-- start --

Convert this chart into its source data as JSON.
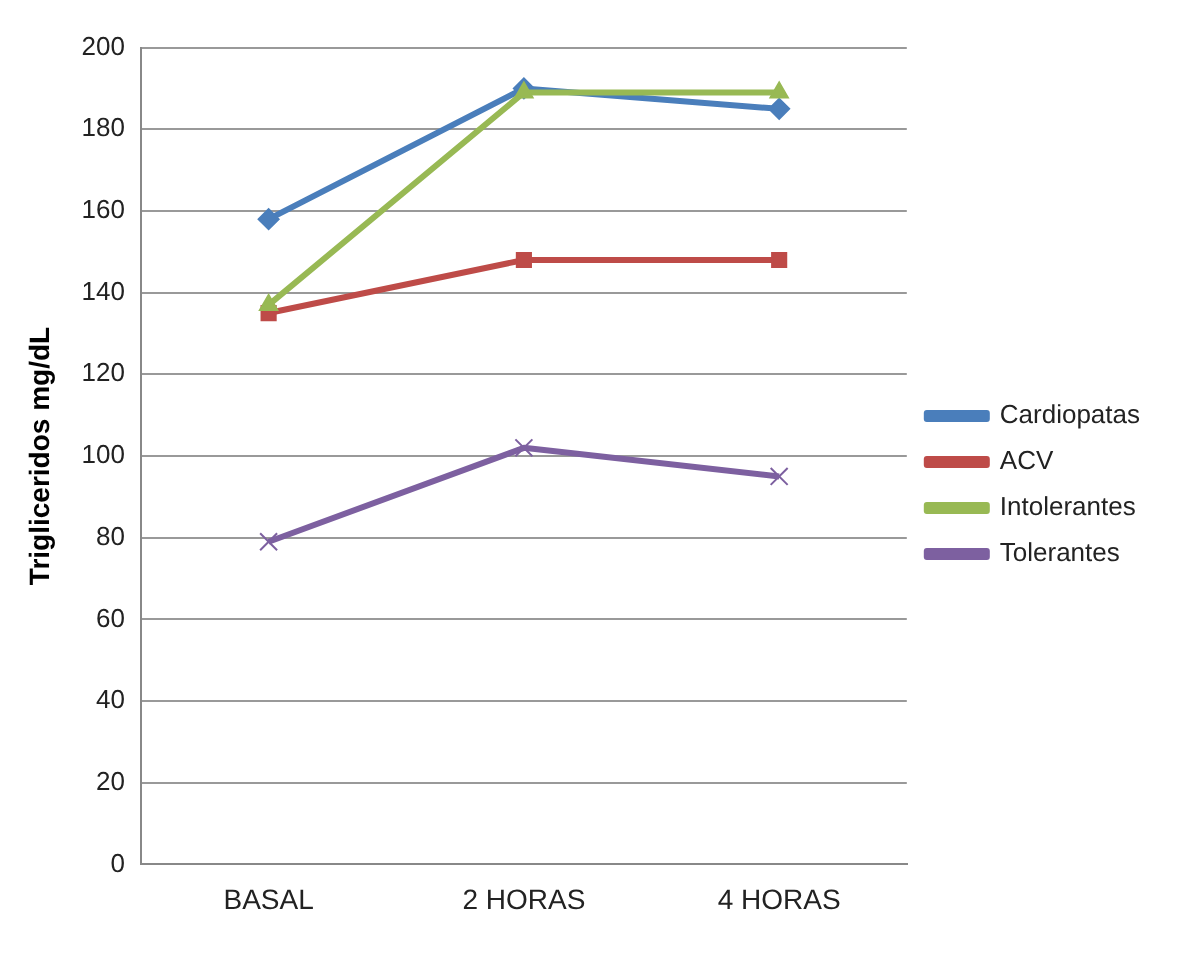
{
  "chart_data": {
    "type": "line",
    "ylabel": "Trigliceridos mg/dL",
    "categories": [
      "BASAL",
      "2 HORAS",
      "4 HORAS"
    ],
    "series": [
      {
        "name": "Cardiopatas",
        "color": "#4a7ebb",
        "marker": "diamond",
        "values": [
          158,
          190,
          185
        ]
      },
      {
        "name": "ACV",
        "color": "#be4b48",
        "marker": "square",
        "values": [
          135,
          148,
          148
        ]
      },
      {
        "name": "Intolerantes",
        "color": "#98b954",
        "marker": "triangle",
        "values": [
          137,
          189,
          189
        ]
      },
      {
        "name": "Tolerantes",
        "color": "#7d60a0",
        "marker": "cross",
        "values": [
          79,
          102,
          95
        ]
      }
    ],
    "ylim": [
      0,
      200
    ],
    "yticks": [
      0,
      20,
      40,
      60,
      80,
      100,
      120,
      140,
      160,
      180,
      200
    ],
    "grid": "y",
    "legend": "right"
  }
}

-- end --

Return all lines of the material above in which the word "name" occurs.

**OUTPUT:**
        "name": "Cardiopatas",
        "name": "ACV",
        "name": "Intolerantes",
        "name": "Tolerantes",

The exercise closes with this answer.